» Exercise instructions
In full and without alteration, repeat the material.

» Material shown
>>

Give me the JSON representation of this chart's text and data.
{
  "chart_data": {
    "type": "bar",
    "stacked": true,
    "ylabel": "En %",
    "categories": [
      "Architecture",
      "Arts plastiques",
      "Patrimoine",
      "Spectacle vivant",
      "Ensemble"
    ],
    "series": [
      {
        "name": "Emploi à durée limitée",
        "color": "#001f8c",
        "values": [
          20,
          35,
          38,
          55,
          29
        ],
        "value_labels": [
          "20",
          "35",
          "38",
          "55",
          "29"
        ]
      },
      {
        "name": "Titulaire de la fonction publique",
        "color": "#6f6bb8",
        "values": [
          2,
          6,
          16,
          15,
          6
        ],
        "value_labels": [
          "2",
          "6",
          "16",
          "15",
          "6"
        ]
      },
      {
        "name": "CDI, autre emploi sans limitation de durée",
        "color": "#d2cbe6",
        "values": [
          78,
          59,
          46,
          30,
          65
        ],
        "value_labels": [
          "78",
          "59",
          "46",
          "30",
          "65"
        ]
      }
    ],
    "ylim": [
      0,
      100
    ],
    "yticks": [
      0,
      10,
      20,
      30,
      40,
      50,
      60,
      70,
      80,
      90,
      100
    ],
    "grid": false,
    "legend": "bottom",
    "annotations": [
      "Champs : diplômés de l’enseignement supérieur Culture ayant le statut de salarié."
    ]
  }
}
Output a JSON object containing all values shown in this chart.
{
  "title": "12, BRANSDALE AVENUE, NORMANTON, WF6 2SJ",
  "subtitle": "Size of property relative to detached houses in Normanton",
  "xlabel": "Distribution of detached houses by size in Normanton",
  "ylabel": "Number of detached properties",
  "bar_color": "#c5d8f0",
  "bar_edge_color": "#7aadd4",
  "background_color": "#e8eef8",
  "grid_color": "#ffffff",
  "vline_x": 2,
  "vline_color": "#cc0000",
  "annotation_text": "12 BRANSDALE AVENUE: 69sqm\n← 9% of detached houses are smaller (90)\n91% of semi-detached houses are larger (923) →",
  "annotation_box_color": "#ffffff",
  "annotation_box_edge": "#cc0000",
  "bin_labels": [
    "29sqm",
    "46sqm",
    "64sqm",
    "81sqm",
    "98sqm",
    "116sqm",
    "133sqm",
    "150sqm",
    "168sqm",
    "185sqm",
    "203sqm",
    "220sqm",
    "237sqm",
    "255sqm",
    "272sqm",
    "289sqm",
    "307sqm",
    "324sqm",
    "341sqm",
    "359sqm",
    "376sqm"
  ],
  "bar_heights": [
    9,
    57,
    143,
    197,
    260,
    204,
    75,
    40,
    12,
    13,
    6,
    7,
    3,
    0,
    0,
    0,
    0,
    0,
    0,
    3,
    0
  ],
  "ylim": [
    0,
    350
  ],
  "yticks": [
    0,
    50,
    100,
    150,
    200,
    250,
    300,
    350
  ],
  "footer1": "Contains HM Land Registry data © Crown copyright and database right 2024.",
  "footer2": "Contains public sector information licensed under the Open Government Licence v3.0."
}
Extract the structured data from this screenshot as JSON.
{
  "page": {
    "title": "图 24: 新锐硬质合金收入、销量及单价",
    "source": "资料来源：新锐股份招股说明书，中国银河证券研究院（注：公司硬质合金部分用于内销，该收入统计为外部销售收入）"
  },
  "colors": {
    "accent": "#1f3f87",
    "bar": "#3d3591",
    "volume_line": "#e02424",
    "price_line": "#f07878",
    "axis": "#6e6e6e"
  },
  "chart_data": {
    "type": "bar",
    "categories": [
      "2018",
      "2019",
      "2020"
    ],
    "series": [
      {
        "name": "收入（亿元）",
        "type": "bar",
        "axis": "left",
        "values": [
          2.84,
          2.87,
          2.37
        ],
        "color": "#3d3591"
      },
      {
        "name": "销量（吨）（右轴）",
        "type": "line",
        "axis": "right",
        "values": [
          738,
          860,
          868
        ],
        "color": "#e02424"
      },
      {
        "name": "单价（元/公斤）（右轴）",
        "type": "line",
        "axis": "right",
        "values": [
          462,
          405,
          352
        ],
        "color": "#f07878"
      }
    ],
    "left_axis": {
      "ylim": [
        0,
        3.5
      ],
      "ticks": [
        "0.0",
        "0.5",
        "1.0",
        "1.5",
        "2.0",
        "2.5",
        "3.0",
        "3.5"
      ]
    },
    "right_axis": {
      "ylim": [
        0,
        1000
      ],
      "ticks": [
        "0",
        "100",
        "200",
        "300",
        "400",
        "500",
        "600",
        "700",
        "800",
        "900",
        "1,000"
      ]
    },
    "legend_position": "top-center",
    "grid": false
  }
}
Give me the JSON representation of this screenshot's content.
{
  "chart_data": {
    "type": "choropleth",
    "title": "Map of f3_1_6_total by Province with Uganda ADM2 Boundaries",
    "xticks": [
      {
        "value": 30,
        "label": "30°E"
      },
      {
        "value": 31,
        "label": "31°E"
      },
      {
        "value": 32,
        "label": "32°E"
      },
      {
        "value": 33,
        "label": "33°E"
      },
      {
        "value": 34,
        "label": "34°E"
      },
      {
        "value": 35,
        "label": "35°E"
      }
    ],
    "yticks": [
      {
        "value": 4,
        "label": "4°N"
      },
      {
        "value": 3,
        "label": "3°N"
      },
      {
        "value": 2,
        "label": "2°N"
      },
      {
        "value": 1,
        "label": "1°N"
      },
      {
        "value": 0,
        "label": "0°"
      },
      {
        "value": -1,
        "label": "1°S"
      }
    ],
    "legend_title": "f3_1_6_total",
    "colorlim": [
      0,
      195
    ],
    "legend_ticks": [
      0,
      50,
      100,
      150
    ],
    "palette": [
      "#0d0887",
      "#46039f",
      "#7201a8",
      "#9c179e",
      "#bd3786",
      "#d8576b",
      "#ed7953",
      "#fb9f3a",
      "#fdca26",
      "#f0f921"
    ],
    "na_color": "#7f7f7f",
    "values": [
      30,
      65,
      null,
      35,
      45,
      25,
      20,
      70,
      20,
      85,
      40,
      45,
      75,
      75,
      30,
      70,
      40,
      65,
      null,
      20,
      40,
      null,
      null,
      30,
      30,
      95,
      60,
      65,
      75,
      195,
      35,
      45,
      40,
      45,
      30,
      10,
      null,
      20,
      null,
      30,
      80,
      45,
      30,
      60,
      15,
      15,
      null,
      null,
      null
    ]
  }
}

<<

» Response
Give me the JSON representation of this chart's text and data.
{
  "chart_data": {
    "type": "bar",
    "stacked": true,
    "ylabel": "En %",
    "categories": [
      "Architecture",
      "Arts plastiques",
      "Patrimoine",
      "Spectacle vivant",
      "Ensemble"
    ],
    "series": [
      {
        "name": "Emploi à durée limitée",
        "color": "#001f8c",
        "values": [
          20,
          35,
          38,
          55,
          29
        ],
        "value_labels": [
          "20",
          "35",
          "38",
          "55",
          "29"
        ]
      },
      {
        "name": "Titulaire de la fonction publique",
        "color": "#6f6bb8",
        "values": [
          2,
          6,
          16,
          15,
          6
        ],
        "value_labels": [
          "2",
          "6",
          "16",
          "15",
          "6"
        ]
      },
      {
        "name": "CDI, autre emploi sans limitation de durée",
        "color": "#d2cbe6",
        "values": [
          78,
          59,
          46,
          30,
          65
        ],
        "value_labels": [
          "78",
          "59",
          "46",
          "30",
          "65"
        ]
      }
    ],
    "ylim": [
      0,
      100
    ],
    "yticks": [
      0,
      10,
      20,
      30,
      40,
      50,
      60,
      70,
      80,
      90,
      100
    ],
    "grid": false,
    "legend": "bottom",
    "annotations": [
      "Champs : diplômés de l’enseignement supérieur Culture ayant le statut de salarié."
    ]
  }
}
Output a JSON object containing all values shown in this chart.
{
  "title": "12, BRANSDALE AVENUE, NORMANTON, WF6 2SJ",
  "subtitle": "Size of property relative to detached houses in Normanton",
  "xlabel": "Distribution of detached houses by size in Normanton",
  "ylabel": "Number of detached properties",
  "bar_color": "#c5d8f0",
  "bar_edge_color": "#7aadd4",
  "background_color": "#e8eef8",
  "grid_color": "#ffffff",
  "vline_x": 2,
  "vline_color": "#cc0000",
  "annotation_text": "12 BRANSDALE AVENUE: 69sqm\n← 9% of detached houses are smaller (90)\n91% of semi-detached houses are larger (923) →",
  "annotation_box_color": "#ffffff",
  "annotation_box_edge": "#cc0000",
  "bin_labels": [
    "29sqm",
    "46sqm",
    "64sqm",
    "81sqm",
    "98sqm",
    "116sqm",
    "133sqm",
    "150sqm",
    "168sqm",
    "185sqm",
    "203sqm",
    "220sqm",
    "237sqm",
    "255sqm",
    "272sqm",
    "289sqm",
    "307sqm",
    "324sqm",
    "341sqm",
    "359sqm",
    "376sqm"
  ],
  "bar_heights": [
    9,
    57,
    143,
    197,
    260,
    204,
    75,
    40,
    12,
    13,
    6,
    7,
    3,
    0,
    0,
    0,
    0,
    0,
    0,
    3,
    0
  ],
  "ylim": [
    0,
    350
  ],
  "yticks": [
    0,
    50,
    100,
    150,
    200,
    250,
    300,
    350
  ],
  "footer1": "Contains HM Land Registry data © Crown copyright and database right 2024.",
  "footer2": "Contains public sector information licensed under the Open Government Licence v3.0."
}
Extract the structured data from this screenshot as JSON.
{
  "page": {
    "title": "图 24: 新锐硬质合金收入、销量及单价",
    "source": "资料来源：新锐股份招股说明书，中国银河证券研究院（注：公司硬质合金部分用于内销，该收入统计为外部销售收入）"
  },
  "colors": {
    "accent": "#1f3f87",
    "bar": "#3d3591",
    "volume_line": "#e02424",
    "price_line": "#f07878",
    "axis": "#6e6e6e"
  },
  "chart_data": {
    "type": "bar",
    "categories": [
      "2018",
      "2019",
      "2020"
    ],
    "series": [
      {
        "name": "收入（亿元）",
        "type": "bar",
        "axis": "left",
        "values": [
          2.84,
          2.87,
          2.37
        ],
        "color": "#3d3591"
      },
      {
        "name": "销量（吨）（右轴）",
        "type": "line",
        "axis": "right",
        "values": [
          738,
          860,
          868
        ],
        "color": "#e02424"
      },
      {
        "name": "单价（元/公斤）（右轴）",
        "type": "line",
        "axis": "right",
        "values": [
          462,
          405,
          352
        ],
        "color": "#f07878"
      }
    ],
    "left_axis": {
      "ylim": [
        0,
        3.5
      ],
      "ticks": [
        "0.0",
        "0.5",
        "1.0",
        "1.5",
        "2.0",
        "2.5",
        "3.0",
        "3.5"
      ]
    },
    "right_axis": {
      "ylim": [
        0,
        1000
      ],
      "ticks": [
        "0",
        "100",
        "200",
        "300",
        "400",
        "500",
        "600",
        "700",
        "800",
        "900",
        "1,000"
      ]
    },
    "legend_position": "top-center",
    "grid": false
  }
}
Give me the JSON representation of this screenshot's content.
{
  "chart_data": {
    "type": "choropleth",
    "title": "Map of f3_1_6_total by Province with Uganda ADM2 Boundaries",
    "xticks": [
      {
        "value": 30,
        "label": "30°E"
      },
      {
        "value": 31,
        "label": "31°E"
      },
      {
        "value": 32,
        "label": "32°E"
      },
      {
        "value": 33,
        "label": "33°E"
      },
      {
        "value": 34,
        "label": "34°E"
      },
      {
        "value": 35,
        "label": "35°E"
      }
    ],
    "yticks": [
      {
        "value": 4,
        "label": "4°N"
      },
      {
        "value": 3,
        "label": "3°N"
      },
      {
        "value": 2,
        "label": "2°N"
      },
      {
        "value": 1,
        "label": "1°N"
      },
      {
        "value": 0,
        "label": "0°"
      },
      {
        "value": -1,
        "label": "1°S"
      }
    ],
    "legend_title": "f3_1_6_total",
    "colorlim": [
      0,
      195
    ],
    "legend_ticks": [
      0,
      50,
      100,
      150
    ],
    "palette": [
      "#0d0887",
      "#46039f",
      "#7201a8",
      "#9c179e",
      "#bd3786",
      "#d8576b",
      "#ed7953",
      "#fb9f3a",
      "#fdca26",
      "#f0f921"
    ],
    "na_color": "#7f7f7f",
    "values": [
      30,
      65,
      null,
      35,
      45,
      25,
      20,
      70,
      20,
      85,
      40,
      45,
      75,
      75,
      30,
      70,
      40,
      65,
      null,
      20,
      40,
      null,
      null,
      30,
      30,
      95,
      60,
      65,
      75,
      195,
      35,
      45,
      40,
      45,
      30,
      10,
      null,
      20,
      null,
      30,
      80,
      45,
      30,
      60,
      15,
      15,
      null,
      null,
      null
    ]
  }
}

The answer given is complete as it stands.